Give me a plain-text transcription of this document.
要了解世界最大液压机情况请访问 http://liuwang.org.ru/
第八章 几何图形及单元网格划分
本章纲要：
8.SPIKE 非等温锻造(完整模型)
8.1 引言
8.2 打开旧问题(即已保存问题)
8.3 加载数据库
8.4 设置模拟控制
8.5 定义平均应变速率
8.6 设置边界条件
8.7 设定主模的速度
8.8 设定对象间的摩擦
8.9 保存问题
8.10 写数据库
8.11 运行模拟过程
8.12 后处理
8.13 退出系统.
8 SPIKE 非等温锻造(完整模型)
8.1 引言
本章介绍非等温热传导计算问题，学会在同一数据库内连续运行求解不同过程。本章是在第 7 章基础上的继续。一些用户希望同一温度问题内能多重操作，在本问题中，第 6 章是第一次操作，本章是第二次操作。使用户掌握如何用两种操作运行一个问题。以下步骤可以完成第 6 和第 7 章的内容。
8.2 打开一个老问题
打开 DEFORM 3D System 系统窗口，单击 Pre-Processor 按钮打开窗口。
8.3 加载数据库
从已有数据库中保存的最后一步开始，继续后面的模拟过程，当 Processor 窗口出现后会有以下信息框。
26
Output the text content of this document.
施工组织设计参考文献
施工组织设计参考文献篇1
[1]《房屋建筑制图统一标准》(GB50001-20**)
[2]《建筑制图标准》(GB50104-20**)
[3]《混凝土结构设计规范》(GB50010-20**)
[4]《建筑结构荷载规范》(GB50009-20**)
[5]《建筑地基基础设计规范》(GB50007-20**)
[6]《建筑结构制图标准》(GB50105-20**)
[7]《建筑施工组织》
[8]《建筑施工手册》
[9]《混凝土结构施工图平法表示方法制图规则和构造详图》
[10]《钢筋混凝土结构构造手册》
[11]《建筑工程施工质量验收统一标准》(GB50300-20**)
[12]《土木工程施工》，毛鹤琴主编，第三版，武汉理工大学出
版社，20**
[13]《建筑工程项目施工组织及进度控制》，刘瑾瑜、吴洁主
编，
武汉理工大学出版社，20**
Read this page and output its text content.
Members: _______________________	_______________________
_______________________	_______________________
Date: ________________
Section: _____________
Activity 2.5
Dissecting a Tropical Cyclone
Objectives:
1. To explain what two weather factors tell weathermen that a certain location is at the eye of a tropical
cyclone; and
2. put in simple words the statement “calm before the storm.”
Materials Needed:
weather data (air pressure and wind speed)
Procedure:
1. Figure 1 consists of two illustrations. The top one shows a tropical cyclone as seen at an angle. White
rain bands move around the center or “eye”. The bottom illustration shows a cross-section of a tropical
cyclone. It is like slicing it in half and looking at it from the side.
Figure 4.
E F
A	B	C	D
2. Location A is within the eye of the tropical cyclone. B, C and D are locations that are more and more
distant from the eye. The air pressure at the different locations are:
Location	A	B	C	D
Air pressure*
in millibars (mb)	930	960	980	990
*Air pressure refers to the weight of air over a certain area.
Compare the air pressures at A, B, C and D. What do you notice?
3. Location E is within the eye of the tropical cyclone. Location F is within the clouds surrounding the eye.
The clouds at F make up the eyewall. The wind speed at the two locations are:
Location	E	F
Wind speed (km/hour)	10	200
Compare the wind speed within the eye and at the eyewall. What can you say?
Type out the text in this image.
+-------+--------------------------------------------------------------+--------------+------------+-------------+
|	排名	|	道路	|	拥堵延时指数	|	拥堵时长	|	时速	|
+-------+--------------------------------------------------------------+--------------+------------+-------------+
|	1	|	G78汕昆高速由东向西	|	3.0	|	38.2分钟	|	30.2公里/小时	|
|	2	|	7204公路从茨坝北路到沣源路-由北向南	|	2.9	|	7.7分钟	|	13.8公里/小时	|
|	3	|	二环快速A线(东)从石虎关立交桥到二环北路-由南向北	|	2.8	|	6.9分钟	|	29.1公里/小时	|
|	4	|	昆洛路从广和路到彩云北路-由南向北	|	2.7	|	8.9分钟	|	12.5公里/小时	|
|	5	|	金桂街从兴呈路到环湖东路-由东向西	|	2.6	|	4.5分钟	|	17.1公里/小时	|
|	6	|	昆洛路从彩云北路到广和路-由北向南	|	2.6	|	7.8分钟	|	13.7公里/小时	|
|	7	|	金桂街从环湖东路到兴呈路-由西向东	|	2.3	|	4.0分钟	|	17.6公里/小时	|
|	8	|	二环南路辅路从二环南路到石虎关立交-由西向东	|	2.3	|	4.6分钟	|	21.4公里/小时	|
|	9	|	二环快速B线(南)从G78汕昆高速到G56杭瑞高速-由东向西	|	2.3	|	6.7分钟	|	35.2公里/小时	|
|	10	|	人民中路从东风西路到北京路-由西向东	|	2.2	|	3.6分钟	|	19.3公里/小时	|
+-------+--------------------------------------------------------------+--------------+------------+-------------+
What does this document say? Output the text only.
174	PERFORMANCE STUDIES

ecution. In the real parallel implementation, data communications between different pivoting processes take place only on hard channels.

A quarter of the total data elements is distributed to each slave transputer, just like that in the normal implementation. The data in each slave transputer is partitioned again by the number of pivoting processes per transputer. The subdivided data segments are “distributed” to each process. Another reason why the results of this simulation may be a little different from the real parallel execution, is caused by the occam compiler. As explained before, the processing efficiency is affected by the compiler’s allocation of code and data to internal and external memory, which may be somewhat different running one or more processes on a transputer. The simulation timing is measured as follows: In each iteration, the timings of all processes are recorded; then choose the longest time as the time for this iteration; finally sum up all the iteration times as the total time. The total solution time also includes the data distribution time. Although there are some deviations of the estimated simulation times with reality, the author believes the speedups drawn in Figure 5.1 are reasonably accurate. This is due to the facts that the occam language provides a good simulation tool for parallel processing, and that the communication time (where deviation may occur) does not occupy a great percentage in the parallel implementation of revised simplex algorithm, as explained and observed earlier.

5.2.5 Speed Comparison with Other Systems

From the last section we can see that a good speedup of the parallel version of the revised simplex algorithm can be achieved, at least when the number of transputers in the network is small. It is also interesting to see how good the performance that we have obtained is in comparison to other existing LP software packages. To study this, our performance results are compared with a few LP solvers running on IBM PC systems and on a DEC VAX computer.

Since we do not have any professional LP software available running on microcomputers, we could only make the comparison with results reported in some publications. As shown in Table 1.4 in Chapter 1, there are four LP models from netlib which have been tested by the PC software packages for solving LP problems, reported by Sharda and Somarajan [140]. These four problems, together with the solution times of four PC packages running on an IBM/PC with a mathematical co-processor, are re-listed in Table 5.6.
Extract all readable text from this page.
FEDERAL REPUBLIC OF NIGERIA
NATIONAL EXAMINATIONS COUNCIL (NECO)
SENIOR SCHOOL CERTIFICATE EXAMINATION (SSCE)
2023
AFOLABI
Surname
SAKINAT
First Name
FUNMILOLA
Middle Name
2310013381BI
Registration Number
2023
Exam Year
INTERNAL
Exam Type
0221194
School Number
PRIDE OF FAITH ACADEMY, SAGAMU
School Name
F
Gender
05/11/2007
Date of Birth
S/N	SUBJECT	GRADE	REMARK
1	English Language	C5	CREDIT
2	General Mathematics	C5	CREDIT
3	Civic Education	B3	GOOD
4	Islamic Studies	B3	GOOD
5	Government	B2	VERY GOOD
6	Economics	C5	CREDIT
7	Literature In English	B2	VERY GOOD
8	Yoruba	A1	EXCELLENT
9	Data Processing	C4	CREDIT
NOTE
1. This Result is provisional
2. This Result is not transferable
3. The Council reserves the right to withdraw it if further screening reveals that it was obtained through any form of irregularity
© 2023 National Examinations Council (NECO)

*Task objective:* Show each line of the data that contains the string "pivoting".

*Problem solution:*
ecution. In the real parallel implementation, data communications between different pivoting processes take place only on hard channels.
A quarter of the total data elements is distributed to each slave transputer, just like that in the normal implementation. The data in each slave transputer is partitioned again by the number of pivoting processes per transputer. The subdivided data segments are “distributed” to each process. Another reason why the results of this simulation may be a little different from the real parallel execution, is caused by the occam compiler. As explained before, the processing efficiency is affected by the compiler’s allocation of code and data to internal and external memory, which may be somewhat different running one or more processes on a transputer. The simulation timing is measured as follows: In each iteration, the timings of all processes are recorded; then choose the longest time as the time for this iteration; finally sum up all the iteration times as the total time. The total solution time also includes the data distribution time. Although there are some deviations of the estimated simulation times with reality, the author believes the speedups drawn in Figure 5.1 are reasonably accurate. This is due to the facts that the occam language provides a good simulation tool for parallel processing, and that the communication time (where deviation may occur) does not occupy a great percentage in the parallel implementation of revised simplex algorithm, as explained and observed earlier.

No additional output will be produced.